## AIM
Are you able to retype all the records below exactly?

[Excerpts from a figure dataset]
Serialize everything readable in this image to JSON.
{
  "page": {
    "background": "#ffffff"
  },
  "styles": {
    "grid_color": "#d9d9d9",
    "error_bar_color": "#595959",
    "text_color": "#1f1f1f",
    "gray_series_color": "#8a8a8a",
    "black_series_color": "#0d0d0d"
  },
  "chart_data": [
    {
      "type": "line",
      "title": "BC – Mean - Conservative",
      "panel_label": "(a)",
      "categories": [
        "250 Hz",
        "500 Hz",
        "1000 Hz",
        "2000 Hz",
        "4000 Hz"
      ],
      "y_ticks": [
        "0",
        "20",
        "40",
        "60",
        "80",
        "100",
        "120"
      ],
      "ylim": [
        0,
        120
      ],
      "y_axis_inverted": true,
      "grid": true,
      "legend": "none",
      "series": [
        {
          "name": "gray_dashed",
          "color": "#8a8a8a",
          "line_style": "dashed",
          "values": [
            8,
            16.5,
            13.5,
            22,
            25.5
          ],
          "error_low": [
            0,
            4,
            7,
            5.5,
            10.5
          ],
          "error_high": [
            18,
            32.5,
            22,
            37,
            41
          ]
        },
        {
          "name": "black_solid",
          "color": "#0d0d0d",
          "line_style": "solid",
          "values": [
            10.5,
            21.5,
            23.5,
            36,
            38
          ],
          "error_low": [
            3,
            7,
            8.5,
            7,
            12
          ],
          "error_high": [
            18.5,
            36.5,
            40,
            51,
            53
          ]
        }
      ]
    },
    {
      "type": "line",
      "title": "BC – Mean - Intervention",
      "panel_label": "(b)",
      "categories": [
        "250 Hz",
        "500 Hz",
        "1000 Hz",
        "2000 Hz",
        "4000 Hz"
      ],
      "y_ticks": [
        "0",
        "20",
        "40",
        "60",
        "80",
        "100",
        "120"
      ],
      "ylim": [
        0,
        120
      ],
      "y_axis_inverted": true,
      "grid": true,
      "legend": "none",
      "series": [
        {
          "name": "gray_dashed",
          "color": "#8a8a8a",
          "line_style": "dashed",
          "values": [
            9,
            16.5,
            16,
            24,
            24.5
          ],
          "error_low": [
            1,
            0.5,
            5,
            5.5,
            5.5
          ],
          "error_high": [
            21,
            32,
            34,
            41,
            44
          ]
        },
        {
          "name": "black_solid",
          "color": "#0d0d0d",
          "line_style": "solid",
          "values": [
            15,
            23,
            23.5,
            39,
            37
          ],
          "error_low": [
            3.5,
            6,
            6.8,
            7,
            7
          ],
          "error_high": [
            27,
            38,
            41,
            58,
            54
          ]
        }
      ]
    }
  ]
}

## THE RESULT
Serialize everything readable in this image to JSON.
{
  "page": {
    "background": "#ffffff"
  },
  "styles": {
    "grid_color": "#d9d9d9",
    "error_bar_color": "#595959",
    "text_color": "#1f1f1f",
    "gray_series_color": "#8a8a8a",
    "black_series_color": "#0d0d0d"
  },
  "chart_data": [
    {
      "type": "line",
      "title": "BC – Mean - Conservative",
      "panel_label": "(a)",
      "categories": [
        "250 Hz",
        "500 Hz",
        "1000 Hz",
        "2000 Hz",
        "4000 Hz"
      ],
      "y_ticks": [
        "0",
        "20",
        "40",
        "60",
        "80",
        "100",
        "120"
      ],
      "ylim": [
        0,
        120
      ],
      "y_axis_inverted": true,
      "grid": true,
      "legend": "none",
      "series": [
        {
          "name": "gray_dashed",
          "color": "#8a8a8a",
          "line_style": "dashed",
          "values": [
            8,
            16.5,
            13.5,
            22,
            25.5
          ],
          "error_low": [
            0,
            4,
            7,
            5.5,
            10.5
          ],
          "error_high": [
            18,
            32.5,
            22,
            37,
            41
          ]
        },
        {
          "name": "black_solid",
          "color": "#0d0d0d",
          "line_style": "solid",
          "values": [
            10.5,
            21.5,
            23.5,
            36,
            38
          ],
          "error_low": [
            3,
            7,
            8.5,
            7,
            12
          ],
          "error_high": [
            18.5,
            36.5,
            40,
            51,
            53
          ]
        }
      ]
    },
    {
      "type": "line",
      "title": "BC – Mean - Intervention",
      "panel_label": "(b)",
      "categories": [
        "250 Hz",
        "500 Hz",
        "1000 Hz",
        "2000 Hz",
        "4000 Hz"
      ],
      "y_ticks": [
        "0",
        "20",
        "40",
        "60",
        "80",
        "100",
        "120"
      ],
      "ylim": [
        0,
        120
      ],
      "y_axis_inverted": true,
      "grid": true,
      "legend": "none",
      "series": [
        {
          "name": "gray_dashed",
          "color": "#8a8a8a",
          "line_style": "dashed",
          "values": [
            9,
            16.5,
            16,
            24,
            24.5
          ],
          "error_low": [
            1,
            0.5,
            5,
            5.5,
            5.5
          ],
          "error_high": [
            21,
            32,
            34,
            41,
            44
          ]
        },
        {
          "name": "black_solid",
          "color": "#0d0d0d",
          "line_style": "solid",
          "values": [
            15,
            23,
            23.5,
            39,
            37
          ],
          "error_low": [
            3.5,
            6,
            6.8,
            7,
            7
          ],
          "error_high": [
            27,
            38,
            41,
            58,
            54
          ]
        }
      ]
    }
  ]
}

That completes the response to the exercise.